===== PROVIDED TEXT

A Tenkara fly line is very different than a fly line used in western style fly fishing. Lines made for Tenkara are specifically made for Tenkara. There are 2 types of lines that can be used; they are a traditional Tenkara line or a Tenkara level line. Never mix the two lines together. Traditional lines have a furled construction and are made from monofilament or a fibre based material and are super easy to cast because they have a little more mass to cast. These lines are made to cast in perfect balance with Tenkara rods with power and precision with a very delicate presentation. It almost casts by itself. The disadvantage of these traditional lines is that they are a fixed length, usually 10.5’ or 13‘in length.
Level lines are made from fluorocarbon material which follows a special formula that is manufactured specifically for Tenkara. Stiffness, density, mass, the correct level of memory of the line and high visibility are considered. Visibility is important so you know when your line is at all times. The length of level lines is determined by the angler depending on the size of the stream being fished and the length of rod being used. Level lines require more acceleration not force especially on the back cast to effectively deliver the fly to the target.
The end of the rod has a short section of braided material with a knot tied at the end of it acting like a stopper. Both types of lines are attached to this braided section of material. The traditional line uses a simple girth hitch which is slipped onto the braided material and cinched down. The level line is attached to the braided material using a simple slip knot which is also cinched down on the braided material.
The line has to be light enough so that no matter how long the line is, it will stay off the water. If the line is too heavy, it will sag and then the currents with impact drag imparting an unnatural movement on the fly. Therefore there has to be a balance to achieve a line that is easy to cast and easy to stay off the water.

==========

**COMPLETE THE FOLLOWING:**
1. Answer these questions using the Tenkara fly line text:
(a) What materials are traditional Tenkara lines made from?
(b) What material are level lines made from?
(c) What knot attaches the traditional line to the braided section at the end of the rod?
2. Translate this sentence from the Tenkara fly line text into Spanish: "Both types of lines are attached to this braided section of material."
3. From the Tenkara fly line text, output the passage between "The line has" and "to stay off the water.", inclusive, with no changes.

===== RECORDS SHOWN

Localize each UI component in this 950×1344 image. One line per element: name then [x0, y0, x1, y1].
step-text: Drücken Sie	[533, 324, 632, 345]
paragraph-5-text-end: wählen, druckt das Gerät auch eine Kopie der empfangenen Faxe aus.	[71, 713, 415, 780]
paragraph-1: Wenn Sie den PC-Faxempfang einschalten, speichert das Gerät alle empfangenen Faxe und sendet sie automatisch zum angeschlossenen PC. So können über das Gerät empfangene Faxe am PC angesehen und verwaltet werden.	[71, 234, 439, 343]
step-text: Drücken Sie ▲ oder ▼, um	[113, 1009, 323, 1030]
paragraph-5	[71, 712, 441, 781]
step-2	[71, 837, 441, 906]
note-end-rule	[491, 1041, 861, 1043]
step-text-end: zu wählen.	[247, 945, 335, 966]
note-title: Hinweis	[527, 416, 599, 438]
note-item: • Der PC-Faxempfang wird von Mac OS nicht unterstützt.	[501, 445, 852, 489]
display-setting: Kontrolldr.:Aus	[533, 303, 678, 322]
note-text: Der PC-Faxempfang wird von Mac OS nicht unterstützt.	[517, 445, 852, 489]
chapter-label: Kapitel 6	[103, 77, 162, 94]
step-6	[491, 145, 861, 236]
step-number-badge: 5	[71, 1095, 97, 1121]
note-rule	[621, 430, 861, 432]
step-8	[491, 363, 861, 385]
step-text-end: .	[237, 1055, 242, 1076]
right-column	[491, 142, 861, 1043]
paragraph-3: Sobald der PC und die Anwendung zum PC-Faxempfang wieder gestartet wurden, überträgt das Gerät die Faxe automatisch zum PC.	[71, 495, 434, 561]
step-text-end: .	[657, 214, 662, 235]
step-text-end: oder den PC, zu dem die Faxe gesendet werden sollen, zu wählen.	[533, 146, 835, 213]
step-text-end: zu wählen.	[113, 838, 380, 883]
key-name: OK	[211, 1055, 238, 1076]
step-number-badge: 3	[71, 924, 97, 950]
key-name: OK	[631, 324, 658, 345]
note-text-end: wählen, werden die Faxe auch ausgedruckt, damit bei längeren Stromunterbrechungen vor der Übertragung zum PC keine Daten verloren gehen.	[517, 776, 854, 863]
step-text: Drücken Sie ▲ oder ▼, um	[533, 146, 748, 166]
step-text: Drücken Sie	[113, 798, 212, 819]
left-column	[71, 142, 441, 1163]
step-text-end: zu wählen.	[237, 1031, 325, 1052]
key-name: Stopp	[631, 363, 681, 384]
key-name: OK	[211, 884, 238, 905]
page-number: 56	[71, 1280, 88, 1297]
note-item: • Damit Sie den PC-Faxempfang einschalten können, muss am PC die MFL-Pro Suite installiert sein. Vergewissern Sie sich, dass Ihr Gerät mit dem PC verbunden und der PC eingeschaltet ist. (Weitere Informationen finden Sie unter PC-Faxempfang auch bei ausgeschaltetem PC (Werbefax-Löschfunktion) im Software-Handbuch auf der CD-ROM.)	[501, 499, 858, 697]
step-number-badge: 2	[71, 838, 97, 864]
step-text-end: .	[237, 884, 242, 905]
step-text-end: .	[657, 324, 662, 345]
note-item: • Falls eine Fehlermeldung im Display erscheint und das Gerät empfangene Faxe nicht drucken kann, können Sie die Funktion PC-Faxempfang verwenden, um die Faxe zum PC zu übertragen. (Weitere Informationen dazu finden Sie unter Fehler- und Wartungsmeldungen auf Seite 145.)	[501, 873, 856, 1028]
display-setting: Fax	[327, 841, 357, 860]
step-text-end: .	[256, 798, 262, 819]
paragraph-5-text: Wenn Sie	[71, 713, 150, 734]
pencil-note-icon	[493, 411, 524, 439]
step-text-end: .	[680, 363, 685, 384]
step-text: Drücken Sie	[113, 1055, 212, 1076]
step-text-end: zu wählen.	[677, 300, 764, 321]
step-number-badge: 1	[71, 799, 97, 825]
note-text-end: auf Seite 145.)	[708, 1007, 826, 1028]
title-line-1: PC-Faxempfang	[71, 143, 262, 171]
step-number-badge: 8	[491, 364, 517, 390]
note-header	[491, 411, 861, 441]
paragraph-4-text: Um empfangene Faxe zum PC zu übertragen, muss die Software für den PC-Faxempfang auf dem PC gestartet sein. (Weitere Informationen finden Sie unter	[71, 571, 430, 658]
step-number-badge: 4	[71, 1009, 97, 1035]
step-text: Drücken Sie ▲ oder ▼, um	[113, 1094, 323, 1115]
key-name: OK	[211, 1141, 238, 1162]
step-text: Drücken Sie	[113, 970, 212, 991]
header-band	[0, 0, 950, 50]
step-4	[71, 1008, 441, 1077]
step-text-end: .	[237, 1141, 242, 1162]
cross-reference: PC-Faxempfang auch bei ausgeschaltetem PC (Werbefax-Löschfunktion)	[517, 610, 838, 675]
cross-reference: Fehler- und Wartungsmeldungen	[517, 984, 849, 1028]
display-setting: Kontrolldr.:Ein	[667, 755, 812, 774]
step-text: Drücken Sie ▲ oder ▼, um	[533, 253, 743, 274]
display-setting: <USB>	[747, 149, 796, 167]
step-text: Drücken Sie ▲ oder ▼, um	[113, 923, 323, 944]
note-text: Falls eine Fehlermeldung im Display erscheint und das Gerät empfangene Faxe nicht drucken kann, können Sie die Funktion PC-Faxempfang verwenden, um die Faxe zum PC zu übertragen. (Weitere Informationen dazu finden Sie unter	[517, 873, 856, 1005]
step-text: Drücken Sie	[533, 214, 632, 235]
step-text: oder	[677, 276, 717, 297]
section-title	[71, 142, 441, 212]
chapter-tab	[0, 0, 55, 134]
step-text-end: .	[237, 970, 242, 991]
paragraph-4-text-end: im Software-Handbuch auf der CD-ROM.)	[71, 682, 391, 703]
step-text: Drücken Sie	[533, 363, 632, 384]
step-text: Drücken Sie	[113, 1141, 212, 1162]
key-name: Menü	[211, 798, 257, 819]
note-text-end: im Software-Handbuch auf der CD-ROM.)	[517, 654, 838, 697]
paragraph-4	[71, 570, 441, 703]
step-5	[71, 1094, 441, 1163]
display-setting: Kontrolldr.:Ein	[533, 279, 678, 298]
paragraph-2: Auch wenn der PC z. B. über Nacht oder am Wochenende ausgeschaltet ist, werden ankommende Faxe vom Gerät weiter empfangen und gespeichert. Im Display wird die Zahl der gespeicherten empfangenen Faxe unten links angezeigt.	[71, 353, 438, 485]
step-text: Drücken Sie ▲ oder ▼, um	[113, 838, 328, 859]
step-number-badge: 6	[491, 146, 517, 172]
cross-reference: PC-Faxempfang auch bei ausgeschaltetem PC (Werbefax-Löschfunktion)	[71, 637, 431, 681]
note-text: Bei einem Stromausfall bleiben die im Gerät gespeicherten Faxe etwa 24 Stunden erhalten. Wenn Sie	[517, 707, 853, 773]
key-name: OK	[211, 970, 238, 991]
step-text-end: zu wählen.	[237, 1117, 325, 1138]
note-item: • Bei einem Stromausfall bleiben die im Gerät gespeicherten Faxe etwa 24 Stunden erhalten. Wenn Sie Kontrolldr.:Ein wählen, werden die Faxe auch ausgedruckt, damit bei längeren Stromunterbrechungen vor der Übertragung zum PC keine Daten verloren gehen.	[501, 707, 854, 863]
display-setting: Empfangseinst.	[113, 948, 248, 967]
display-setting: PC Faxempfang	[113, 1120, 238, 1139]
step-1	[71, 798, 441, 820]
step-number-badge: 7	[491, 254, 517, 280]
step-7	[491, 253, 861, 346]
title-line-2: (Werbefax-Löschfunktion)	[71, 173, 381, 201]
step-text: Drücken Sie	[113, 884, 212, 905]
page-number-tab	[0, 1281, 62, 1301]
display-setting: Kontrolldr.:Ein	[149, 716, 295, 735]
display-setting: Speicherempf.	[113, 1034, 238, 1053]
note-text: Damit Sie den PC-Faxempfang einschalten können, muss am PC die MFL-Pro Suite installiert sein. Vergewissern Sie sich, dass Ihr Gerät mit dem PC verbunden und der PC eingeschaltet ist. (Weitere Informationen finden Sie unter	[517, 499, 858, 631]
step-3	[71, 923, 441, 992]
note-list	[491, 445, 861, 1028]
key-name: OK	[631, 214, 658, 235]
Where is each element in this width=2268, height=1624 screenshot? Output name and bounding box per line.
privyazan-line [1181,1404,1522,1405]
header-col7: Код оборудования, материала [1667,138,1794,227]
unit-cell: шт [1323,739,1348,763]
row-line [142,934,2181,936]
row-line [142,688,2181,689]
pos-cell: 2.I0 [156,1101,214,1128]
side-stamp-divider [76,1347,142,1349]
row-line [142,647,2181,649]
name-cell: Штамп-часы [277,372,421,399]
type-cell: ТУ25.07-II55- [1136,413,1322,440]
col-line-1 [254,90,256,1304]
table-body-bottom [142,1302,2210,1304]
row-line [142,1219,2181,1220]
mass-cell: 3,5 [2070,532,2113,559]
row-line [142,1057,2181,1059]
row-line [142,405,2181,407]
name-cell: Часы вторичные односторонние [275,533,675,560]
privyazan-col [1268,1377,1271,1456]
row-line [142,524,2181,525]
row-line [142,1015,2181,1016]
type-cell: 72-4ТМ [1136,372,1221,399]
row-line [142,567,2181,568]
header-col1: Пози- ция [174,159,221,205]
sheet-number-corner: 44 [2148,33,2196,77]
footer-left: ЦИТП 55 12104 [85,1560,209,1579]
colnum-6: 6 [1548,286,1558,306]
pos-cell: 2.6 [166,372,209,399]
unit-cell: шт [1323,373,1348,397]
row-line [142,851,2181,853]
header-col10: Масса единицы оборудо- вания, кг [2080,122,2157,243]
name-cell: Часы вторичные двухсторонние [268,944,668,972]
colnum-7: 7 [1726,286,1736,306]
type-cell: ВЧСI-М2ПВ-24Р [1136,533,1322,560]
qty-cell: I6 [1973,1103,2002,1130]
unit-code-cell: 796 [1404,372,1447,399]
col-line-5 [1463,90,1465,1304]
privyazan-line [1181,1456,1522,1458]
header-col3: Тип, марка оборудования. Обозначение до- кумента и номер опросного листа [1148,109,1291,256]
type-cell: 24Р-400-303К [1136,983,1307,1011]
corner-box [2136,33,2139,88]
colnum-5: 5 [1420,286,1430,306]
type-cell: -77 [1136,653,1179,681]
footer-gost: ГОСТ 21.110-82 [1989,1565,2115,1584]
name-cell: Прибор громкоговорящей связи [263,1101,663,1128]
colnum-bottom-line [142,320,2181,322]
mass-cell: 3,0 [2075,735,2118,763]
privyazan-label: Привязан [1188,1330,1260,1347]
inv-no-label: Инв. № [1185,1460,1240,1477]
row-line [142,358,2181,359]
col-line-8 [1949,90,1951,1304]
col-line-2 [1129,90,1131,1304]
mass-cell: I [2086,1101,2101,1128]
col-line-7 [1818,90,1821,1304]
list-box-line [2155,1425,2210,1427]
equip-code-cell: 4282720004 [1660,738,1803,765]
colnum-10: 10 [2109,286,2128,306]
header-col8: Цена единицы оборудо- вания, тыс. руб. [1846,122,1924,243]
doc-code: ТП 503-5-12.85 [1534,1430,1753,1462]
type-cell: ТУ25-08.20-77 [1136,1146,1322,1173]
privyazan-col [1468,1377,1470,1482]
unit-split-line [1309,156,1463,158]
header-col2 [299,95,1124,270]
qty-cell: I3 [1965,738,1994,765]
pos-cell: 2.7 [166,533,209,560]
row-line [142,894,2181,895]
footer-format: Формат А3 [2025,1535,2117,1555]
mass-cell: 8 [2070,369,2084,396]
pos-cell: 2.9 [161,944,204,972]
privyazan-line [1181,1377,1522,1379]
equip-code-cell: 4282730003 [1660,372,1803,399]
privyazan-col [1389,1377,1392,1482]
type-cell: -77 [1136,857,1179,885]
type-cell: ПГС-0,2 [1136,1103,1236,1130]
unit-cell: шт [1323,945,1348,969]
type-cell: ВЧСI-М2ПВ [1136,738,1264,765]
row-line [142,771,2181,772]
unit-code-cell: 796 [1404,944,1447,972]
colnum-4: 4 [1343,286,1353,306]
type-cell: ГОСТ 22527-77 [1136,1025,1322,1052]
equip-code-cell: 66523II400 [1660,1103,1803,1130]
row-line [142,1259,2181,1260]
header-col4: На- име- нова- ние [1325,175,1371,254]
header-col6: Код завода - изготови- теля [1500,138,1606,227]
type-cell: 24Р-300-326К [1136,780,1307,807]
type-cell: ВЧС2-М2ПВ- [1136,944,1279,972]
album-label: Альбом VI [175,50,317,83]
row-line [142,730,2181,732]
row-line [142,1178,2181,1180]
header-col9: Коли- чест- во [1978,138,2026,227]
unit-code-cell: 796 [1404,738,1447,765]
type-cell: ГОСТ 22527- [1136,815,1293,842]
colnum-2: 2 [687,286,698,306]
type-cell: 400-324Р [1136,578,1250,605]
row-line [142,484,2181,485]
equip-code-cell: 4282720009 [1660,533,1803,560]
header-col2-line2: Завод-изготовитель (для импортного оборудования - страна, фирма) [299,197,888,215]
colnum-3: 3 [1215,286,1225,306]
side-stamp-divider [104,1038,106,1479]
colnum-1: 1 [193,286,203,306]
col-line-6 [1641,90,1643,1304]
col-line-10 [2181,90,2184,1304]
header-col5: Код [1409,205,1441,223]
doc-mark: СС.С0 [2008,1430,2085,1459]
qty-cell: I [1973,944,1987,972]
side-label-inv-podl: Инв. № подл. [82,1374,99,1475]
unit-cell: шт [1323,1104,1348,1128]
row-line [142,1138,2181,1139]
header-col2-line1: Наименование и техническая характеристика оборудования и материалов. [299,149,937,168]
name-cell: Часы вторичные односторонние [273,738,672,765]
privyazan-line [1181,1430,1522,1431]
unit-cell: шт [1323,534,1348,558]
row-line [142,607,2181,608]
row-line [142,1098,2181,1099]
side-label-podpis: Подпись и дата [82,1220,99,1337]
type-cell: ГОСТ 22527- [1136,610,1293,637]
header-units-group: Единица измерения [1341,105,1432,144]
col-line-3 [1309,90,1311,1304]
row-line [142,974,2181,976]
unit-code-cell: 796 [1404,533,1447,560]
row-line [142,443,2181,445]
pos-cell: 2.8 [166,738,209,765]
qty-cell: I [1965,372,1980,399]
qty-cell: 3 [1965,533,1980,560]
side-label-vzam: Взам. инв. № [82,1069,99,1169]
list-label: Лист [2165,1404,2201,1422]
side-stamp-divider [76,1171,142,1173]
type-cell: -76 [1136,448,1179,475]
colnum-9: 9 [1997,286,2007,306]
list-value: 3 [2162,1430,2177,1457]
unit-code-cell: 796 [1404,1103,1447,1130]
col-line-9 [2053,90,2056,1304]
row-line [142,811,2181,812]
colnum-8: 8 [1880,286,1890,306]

==========

**EXPECTED RESULTS:**
1.
(a) Monofilament or a fibre based material.
(b) Fluorocarbon.
(c) A simple girth hitch.

2. Ambos tipos de líneas se sujetan a esta sección de material trenzado.

3.
The line has to be light enough so that no matter how long the line is, it will stay off the water. If the line is too heavy, it will sag and then the currents with impact drag imparting an unnatural movement on the fly. Therefore there has to be a balance to achieve a line that is easy to cast and easy to stay off the water.